== MATERIAL PROVIDED ==

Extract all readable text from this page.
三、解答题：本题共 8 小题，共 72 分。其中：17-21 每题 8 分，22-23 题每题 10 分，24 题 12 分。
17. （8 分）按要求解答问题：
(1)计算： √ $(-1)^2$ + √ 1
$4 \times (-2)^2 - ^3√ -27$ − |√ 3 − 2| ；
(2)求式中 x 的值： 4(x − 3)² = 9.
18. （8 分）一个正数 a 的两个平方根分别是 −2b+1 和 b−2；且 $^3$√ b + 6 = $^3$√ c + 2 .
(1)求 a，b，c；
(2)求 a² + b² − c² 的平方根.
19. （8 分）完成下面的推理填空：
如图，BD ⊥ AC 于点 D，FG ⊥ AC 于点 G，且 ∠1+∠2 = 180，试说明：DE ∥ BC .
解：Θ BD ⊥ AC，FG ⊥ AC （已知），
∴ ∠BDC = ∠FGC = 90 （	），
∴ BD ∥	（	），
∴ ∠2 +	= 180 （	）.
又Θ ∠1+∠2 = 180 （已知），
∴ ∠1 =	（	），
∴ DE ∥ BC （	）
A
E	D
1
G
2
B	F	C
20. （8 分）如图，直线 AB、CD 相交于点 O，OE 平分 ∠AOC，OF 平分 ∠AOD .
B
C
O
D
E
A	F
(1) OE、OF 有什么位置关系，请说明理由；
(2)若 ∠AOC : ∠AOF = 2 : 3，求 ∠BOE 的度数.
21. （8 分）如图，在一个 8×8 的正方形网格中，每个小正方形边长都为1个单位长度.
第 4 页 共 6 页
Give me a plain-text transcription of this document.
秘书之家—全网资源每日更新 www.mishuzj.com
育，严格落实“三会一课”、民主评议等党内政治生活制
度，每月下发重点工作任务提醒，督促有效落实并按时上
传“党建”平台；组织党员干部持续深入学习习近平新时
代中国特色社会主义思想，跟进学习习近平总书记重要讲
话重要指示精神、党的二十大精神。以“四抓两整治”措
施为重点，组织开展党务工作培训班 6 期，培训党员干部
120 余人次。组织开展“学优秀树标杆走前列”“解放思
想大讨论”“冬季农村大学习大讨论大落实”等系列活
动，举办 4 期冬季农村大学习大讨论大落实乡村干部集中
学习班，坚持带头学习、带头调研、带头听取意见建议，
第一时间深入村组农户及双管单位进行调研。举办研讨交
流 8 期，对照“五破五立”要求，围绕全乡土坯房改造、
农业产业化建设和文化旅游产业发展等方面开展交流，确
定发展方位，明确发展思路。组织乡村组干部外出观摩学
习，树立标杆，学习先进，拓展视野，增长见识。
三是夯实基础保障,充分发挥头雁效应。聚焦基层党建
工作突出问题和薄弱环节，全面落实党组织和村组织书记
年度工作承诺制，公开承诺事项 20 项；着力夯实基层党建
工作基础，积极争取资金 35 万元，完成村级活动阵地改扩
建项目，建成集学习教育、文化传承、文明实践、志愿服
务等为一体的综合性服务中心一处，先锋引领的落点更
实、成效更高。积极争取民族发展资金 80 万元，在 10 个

===

*THE REQUEST:* Collect the lines that hold "this".

*WORKED ANSWER:*
Extract all readable text from this page.
Give me a plain-text transcription of this document.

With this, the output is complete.